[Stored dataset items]
╭──

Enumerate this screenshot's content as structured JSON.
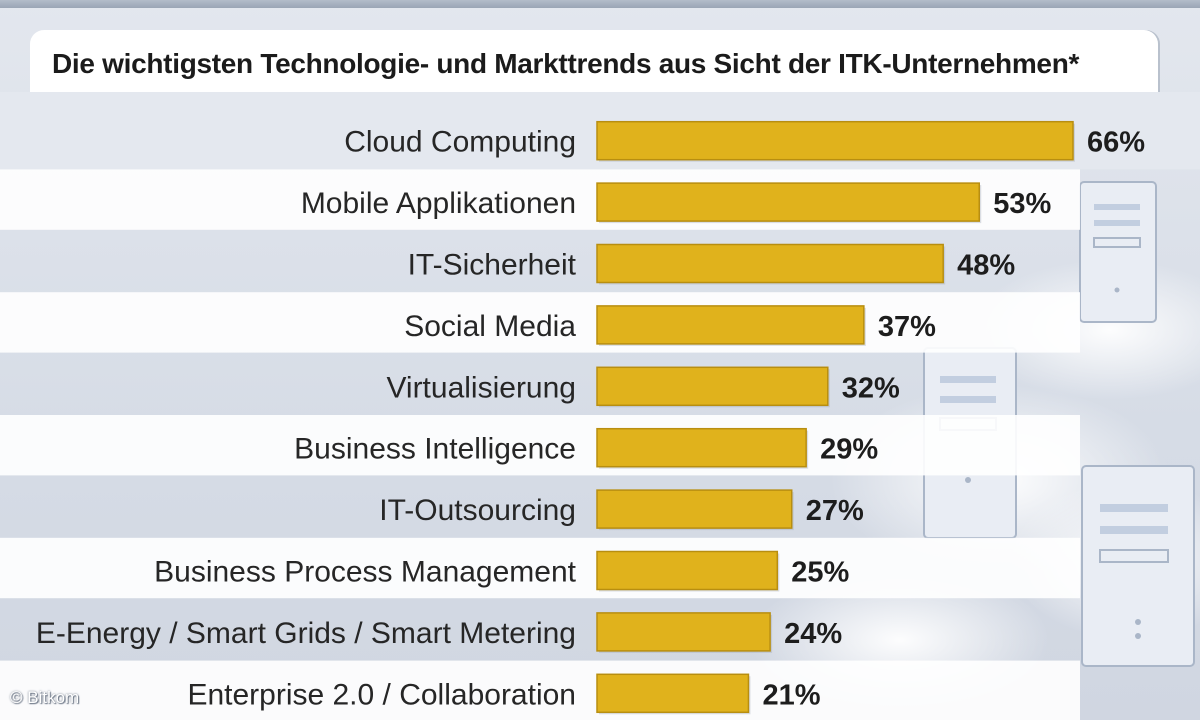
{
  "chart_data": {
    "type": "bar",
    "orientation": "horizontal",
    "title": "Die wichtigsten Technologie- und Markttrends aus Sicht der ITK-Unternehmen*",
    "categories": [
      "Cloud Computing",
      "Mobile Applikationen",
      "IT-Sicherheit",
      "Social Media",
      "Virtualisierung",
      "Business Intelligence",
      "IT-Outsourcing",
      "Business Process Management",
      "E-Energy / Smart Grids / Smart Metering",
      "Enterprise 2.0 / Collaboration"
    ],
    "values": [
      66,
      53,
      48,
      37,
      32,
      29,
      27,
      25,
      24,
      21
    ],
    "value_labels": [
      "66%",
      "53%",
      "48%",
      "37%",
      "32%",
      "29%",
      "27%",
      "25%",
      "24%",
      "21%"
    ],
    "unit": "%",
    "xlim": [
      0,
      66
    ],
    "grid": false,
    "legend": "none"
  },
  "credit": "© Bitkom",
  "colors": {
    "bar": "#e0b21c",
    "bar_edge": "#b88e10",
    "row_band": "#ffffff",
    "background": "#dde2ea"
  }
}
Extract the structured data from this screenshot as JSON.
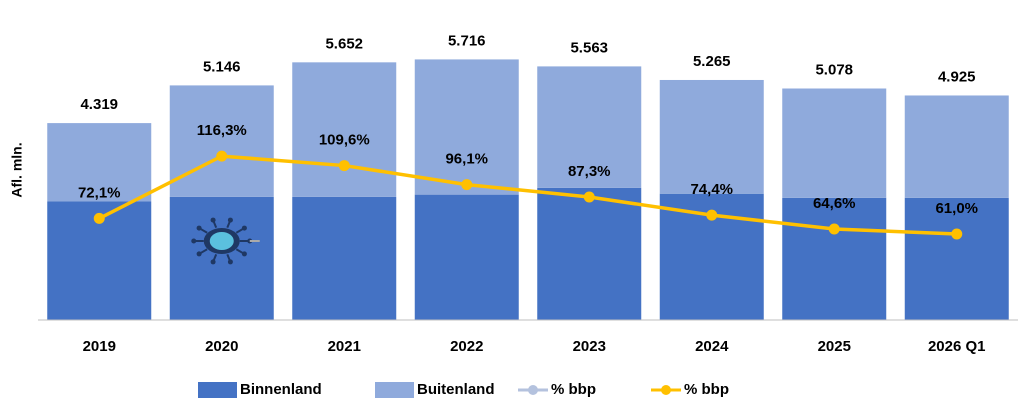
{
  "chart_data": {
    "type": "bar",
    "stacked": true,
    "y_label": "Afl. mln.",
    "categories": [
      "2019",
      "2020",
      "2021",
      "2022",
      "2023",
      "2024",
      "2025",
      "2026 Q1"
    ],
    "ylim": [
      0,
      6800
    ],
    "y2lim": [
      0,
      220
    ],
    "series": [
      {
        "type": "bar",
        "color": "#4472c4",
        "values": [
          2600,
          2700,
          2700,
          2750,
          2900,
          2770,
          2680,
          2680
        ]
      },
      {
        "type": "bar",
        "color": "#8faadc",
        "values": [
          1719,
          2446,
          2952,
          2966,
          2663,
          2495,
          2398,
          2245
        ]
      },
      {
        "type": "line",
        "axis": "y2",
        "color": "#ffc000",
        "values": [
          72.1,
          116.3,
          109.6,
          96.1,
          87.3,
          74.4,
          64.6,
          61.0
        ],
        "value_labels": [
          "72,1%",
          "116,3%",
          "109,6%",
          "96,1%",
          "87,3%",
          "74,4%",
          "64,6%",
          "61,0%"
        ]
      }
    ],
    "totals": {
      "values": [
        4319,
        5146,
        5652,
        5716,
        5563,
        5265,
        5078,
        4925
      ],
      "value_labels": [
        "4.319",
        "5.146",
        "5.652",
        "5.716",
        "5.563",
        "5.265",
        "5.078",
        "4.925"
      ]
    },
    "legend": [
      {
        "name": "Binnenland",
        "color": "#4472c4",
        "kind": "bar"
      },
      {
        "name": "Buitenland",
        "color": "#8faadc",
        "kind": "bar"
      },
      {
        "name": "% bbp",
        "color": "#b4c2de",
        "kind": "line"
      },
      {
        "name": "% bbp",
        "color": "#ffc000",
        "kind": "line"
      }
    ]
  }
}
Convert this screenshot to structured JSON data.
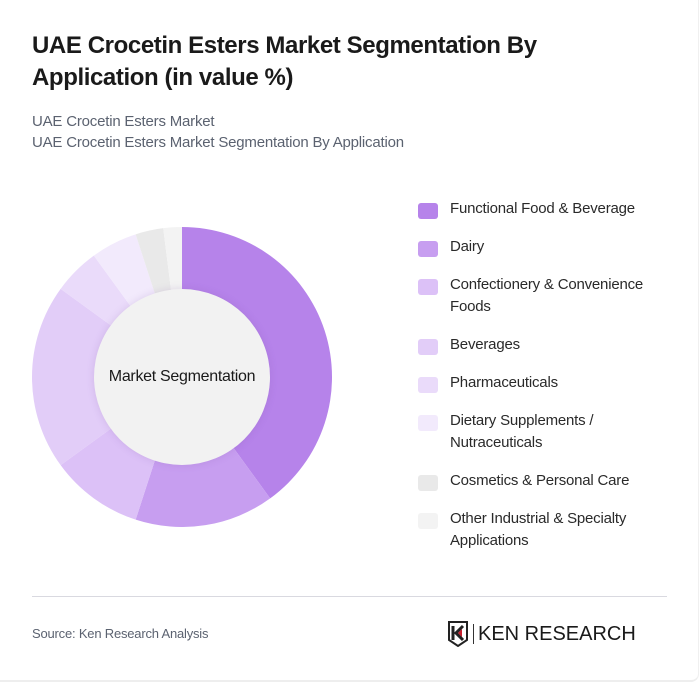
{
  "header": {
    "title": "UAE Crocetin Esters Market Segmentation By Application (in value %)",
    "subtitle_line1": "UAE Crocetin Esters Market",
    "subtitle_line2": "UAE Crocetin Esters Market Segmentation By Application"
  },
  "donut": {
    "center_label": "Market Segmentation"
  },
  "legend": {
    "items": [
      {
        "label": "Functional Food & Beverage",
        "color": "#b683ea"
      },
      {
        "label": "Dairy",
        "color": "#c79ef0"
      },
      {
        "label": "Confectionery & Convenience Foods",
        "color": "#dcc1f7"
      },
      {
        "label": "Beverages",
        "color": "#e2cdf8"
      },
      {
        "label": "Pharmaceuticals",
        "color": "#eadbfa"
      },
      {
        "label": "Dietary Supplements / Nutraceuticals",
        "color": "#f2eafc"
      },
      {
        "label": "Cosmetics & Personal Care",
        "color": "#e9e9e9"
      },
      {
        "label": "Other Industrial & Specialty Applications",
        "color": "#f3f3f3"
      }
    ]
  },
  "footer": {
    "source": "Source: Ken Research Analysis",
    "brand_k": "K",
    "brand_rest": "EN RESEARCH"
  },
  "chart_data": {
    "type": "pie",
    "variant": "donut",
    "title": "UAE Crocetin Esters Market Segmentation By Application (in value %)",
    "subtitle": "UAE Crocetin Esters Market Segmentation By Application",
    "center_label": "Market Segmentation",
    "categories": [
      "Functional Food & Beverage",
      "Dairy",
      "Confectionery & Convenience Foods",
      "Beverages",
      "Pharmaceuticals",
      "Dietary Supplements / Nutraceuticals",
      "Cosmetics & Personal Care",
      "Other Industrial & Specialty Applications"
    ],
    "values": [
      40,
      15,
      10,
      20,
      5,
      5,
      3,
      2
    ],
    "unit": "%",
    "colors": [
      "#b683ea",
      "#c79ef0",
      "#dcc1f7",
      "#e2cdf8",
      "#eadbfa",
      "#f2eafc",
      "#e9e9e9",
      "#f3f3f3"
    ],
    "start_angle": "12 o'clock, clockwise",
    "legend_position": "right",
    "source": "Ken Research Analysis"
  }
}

╰──

* [Task directions]
Output the entries above exactly, without their pictures.

* [Response to this exercise]
Enumerate this screenshot's content as structured JSON.
{
  "chart_data": {
    "type": "bar",
    "orientation": "horizontal",
    "title": "Die wichtigsten Technologie- und Markttrends aus Sicht der ITK-Unternehmen*",
    "categories": [
      "Cloud Computing",
      "Mobile Applikationen",
      "IT-Sicherheit",
      "Social Media",
      "Virtualisierung",
      "Business Intelligence",
      "IT-Outsourcing",
      "Business Process Management",
      "E-Energy / Smart Grids / Smart Metering",
      "Enterprise 2.0 / Collaboration"
    ],
    "values": [
      66,
      53,
      48,
      37,
      32,
      29,
      27,
      25,
      24,
      21
    ],
    "value_labels": [
      "66%",
      "53%",
      "48%",
      "37%",
      "32%",
      "29%",
      "27%",
      "25%",
      "24%",
      "21%"
    ],
    "unit": "%",
    "xlim": [
      0,
      66
    ],
    "grid": false,
    "legend": "none"
  },
  "credit": "© Bitkom",
  "colors": {
    "bar": "#e0b21c",
    "bar_edge": "#b88e10",
    "row_band": "#ffffff",
    "background": "#dde2ea"
  }
}
Extract the structured data from this screenshot as JSON.
{
  "chart_data": {
    "type": "bar",
    "stacked": true,
    "y_label": "Afl. mln.",
    "categories": [
      "2019",
      "2020",
      "2021",
      "2022",
      "2023",
      "2024",
      "2025",
      "2026 Q1"
    ],
    "ylim": [
      0,
      6800
    ],
    "y2lim": [
      0,
      220
    ],
    "series": [
      {
        "type": "bar",
        "color": "#4472c4",
        "values": [
          2600,
          2700,
          2700,
          2750,
          2900,
          2770,
          2680,
          2680
        ]
      },
      {
        "type": "bar",
        "color": "#8faadc",
        "values": [
          1719,
          2446,
          2952,
          2966,
          2663,
          2495,
          2398,
          2245
        ]
      },
      {
        "type": "line",
        "axis": "y2",
        "color": "#ffc000",
        "values": [
          72.1,
          116.3,
          109.6,
          96.1,
          87.3,
          74.4,
          64.6,
          61.0
        ],
        "value_labels": [
          "72,1%",
          "116,3%",
          "109,6%",
          "96,1%",
          "87,3%",
          "74,4%",
          "64,6%",
          "61,0%"
        ]
      }
    ],
    "totals": {
      "values": [
        4319,
        5146,
        5652,
        5716,
        5563,
        5265,
        5078,
        4925
      ],
      "value_labels": [
        "4.319",
        "5.146",
        "5.652",
        "5.716",
        "5.563",
        "5.265",
        "5.078",
        "4.925"
      ]
    },
    "legend": [
      {
        "name": "Binnenland",
        "color": "#4472c4",
        "kind": "bar"
      },
      {
        "name": "Buitenland",
        "color": "#8faadc",
        "kind": "bar"
      },
      {
        "name": "% bbp",
        "color": "#b4c2de",
        "kind": "line"
      },
      {
        "name": "% bbp",
        "color": "#ffc000",
        "kind": "line"
      }
    ]
  }
}
Convert this screenshot to structured JSON data.
{
  "header": {
    "title": "UAE Crocetin Esters Market Segmentation By Application (in value %)",
    "subtitle_line1": "UAE Crocetin Esters Market",
    "subtitle_line2": "UAE Crocetin Esters Market Segmentation By Application"
  },
  "donut": {
    "center_label": "Market Segmentation"
  },
  "legend": {
    "items": [
      {
        "label": "Functional Food & Beverage",
        "color": "#b683ea"
      },
      {
        "label": "Dairy",
        "color": "#c79ef0"
      },
      {
        "label": "Confectionery & Convenience Foods",
        "color": "#dcc1f7"
      },
      {
        "label": "Beverages",
        "color": "#e2cdf8"
      },
      {
        "label": "Pharmaceuticals",
        "color": "#eadbfa"
      },
      {
        "label": "Dietary Supplements / Nutraceuticals",
        "color": "#f2eafc"
      },
      {
        "label": "Cosmetics & Personal Care",
        "color": "#e9e9e9"
      },
      {
        "label": "Other Industrial & Specialty Applications",
        "color": "#f3f3f3"
      }
    ]
  },
  "footer": {
    "source": "Source: Ken Research Analysis",
    "brand_k": "K",
    "brand_rest": "EN RESEARCH"
  },
  "chart_data": {
    "type": "pie",
    "variant": "donut",
    "title": "UAE Crocetin Esters Market Segmentation By Application (in value %)",
    "subtitle": "UAE Crocetin Esters Market Segmentation By Application",
    "center_label": "Market Segmentation",
    "categories": [
      "Functional Food & Beverage",
      "Dairy",
      "Confectionery & Convenience Foods",
      "Beverages",
      "Pharmaceuticals",
      "Dietary Supplements / Nutraceuticals",
      "Cosmetics & Personal Care",
      "Other Industrial & Specialty Applications"
    ],
    "values": [
      40,
      15,
      10,
      20,
      5,
      5,
      3,
      2
    ],
    "unit": "%",
    "colors": [
      "#b683ea",
      "#c79ef0",
      "#dcc1f7",
      "#e2cdf8",
      "#eadbfa",
      "#f2eafc",
      "#e9e9e9",
      "#f3f3f3"
    ],
    "start_angle": "12 o'clock, clockwise",
    "legend_position": "right",
    "source": "Ken Research Analysis"
  }
}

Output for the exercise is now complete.